**WHAT THIS TASK INVOLVES:** Extract the lines that carry the string "using" from the listing.
----------
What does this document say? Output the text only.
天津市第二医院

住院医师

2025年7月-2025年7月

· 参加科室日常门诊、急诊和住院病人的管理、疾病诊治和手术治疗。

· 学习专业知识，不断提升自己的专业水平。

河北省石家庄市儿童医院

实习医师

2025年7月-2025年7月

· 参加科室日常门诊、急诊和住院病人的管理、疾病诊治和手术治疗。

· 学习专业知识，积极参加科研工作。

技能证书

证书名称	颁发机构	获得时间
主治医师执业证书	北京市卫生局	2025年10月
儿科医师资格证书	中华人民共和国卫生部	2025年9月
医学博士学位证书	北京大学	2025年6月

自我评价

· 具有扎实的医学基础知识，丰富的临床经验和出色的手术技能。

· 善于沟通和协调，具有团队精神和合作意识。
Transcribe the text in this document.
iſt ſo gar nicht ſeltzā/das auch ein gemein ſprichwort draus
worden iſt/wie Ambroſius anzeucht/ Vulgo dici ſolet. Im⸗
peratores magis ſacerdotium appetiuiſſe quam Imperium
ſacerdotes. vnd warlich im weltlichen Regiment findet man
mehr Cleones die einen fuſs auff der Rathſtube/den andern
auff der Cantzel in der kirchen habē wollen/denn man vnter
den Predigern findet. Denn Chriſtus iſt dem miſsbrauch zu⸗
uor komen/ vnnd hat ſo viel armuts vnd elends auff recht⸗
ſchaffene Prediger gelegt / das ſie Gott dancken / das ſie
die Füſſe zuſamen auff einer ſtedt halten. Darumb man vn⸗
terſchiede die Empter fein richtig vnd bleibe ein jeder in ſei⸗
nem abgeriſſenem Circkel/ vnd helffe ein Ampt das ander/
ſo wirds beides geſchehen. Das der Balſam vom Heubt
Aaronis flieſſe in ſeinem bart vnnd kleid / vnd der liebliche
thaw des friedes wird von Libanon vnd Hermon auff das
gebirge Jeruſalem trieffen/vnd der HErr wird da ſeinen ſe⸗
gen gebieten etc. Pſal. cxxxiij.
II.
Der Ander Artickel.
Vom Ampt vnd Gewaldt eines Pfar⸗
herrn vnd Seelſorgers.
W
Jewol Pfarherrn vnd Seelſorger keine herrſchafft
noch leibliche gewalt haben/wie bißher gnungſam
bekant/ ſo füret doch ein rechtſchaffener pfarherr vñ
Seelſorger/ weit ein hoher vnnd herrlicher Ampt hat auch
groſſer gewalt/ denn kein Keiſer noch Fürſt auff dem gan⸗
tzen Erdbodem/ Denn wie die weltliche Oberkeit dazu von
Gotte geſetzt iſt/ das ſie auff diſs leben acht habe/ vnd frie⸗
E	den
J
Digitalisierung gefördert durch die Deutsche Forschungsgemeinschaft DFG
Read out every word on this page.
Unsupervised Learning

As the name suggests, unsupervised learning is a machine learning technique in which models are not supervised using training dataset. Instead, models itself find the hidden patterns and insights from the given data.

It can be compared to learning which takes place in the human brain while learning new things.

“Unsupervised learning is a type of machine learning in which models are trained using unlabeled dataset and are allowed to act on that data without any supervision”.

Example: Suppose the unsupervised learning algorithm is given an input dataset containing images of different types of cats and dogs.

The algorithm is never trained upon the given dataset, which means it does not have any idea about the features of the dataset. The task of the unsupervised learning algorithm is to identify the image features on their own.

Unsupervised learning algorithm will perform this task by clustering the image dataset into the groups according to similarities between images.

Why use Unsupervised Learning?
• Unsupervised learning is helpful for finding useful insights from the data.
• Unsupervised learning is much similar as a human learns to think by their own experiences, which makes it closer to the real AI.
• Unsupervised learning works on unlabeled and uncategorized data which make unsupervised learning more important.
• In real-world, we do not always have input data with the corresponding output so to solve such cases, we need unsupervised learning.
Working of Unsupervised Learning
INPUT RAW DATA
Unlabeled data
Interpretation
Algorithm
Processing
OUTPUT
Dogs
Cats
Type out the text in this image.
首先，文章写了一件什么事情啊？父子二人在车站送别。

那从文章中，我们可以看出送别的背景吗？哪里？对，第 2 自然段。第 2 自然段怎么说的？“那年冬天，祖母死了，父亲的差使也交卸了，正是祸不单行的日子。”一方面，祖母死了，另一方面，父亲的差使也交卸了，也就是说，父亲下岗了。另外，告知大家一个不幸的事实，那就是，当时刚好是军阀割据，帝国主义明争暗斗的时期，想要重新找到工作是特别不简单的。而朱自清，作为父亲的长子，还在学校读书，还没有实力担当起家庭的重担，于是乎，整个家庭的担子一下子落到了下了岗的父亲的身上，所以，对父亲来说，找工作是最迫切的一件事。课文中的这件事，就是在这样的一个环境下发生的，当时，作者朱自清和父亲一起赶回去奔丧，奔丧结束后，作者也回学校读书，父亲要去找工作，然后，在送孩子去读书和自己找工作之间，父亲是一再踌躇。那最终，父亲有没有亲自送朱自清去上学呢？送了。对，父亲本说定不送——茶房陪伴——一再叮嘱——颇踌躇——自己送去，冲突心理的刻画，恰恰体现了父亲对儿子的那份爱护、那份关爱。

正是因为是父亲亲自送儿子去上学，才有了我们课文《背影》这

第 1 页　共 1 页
----------
**WRITTEN REPLY:**
As the name suggests, unsupervised learning is a machine learning technique in which models are not supervised using training dataset. Instead, models itself find the hidden patterns and insights from the given data.
“Unsupervised learning is a type of machine learning in which models are trained using unlabeled dataset and are allowed to act on that data without any supervision”.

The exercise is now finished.